→ WORK REQUIRED
Provide an exact transcription of all the records.

Dataset records:
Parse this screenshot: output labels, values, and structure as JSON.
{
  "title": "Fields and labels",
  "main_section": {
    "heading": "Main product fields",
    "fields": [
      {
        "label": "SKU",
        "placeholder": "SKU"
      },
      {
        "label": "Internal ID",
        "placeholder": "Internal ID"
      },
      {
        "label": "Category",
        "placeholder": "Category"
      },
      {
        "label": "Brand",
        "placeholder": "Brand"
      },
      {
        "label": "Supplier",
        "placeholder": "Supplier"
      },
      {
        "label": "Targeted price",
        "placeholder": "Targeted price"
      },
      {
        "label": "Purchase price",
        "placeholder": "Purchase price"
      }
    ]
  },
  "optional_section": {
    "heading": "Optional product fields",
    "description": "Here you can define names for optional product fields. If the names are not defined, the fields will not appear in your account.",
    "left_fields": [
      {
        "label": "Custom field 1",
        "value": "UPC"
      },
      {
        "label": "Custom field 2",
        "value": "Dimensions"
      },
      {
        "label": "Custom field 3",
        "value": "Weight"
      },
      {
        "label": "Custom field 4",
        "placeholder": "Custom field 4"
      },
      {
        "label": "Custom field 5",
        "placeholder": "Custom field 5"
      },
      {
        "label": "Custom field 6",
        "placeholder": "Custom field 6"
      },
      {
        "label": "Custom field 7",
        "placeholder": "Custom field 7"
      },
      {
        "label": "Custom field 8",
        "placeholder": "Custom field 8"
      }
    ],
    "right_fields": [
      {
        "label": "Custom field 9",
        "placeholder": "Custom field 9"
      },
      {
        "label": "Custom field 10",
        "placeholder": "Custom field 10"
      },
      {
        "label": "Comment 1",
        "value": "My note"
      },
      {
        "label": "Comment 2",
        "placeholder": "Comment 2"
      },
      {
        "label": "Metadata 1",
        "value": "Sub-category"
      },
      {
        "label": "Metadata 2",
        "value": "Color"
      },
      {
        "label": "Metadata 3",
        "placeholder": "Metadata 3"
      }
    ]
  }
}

→ CORRECT ANSWER
Parse this screenshot: output labels, values, and structure as JSON.
{
  "title": "Fields and labels",
  "main_section": {
    "heading": "Main product fields",
    "fields": [
      {
        "label": "SKU",
        "placeholder": "SKU"
      },
      {
        "label": "Internal ID",
        "placeholder": "Internal ID"
      },
      {
        "label": "Category",
        "placeholder": "Category"
      },
      {
        "label": "Brand",
        "placeholder": "Brand"
      },
      {
        "label": "Supplier",
        "placeholder": "Supplier"
      },
      {
        "label": "Targeted price",
        "placeholder": "Targeted price"
      },
      {
        "label": "Purchase price",
        "placeholder": "Purchase price"
      }
    ]
  },
  "optional_section": {
    "heading": "Optional product fields",
    "description": "Here you can define names for optional product fields. If the names are not defined, the fields will not appear in your account.",
    "left_fields": [
      {
        "label": "Custom field 1",
        "value": "UPC"
      },
      {
        "label": "Custom field 2",
        "value": "Dimensions"
      },
      {
        "label": "Custom field 3",
        "value": "Weight"
      },
      {
        "label": "Custom field 4",
        "placeholder": "Custom field 4"
      },
      {
        "label": "Custom field 5",
        "placeholder": "Custom field 5"
      },
      {
        "label": "Custom field 6",
        "placeholder": "Custom field 6"
      },
      {
        "label": "Custom field 7",
        "placeholder": "Custom field 7"
      },
      {
        "label": "Custom field 8",
        "placeholder": "Custom field 8"
      }
    ],
    "right_fields": [
      {
        "label": "Custom field 9",
        "placeholder": "Custom field 9"
      },
      {
        "label": "Custom field 10",
        "placeholder": "Custom field 10"
      },
      {
        "label": "Comment 1",
        "value": "My note"
      },
      {
        "label": "Comment 2",
        "placeholder": "Comment 2"
      },
      {
        "label": "Metadata 1",
        "value": "Sub-category"
      },
      {
        "label": "Metadata 2",
        "value": "Color"
      },
      {
        "label": "Metadata 3",
        "placeholder": "Metadata 3"
      }
    ]
  }
}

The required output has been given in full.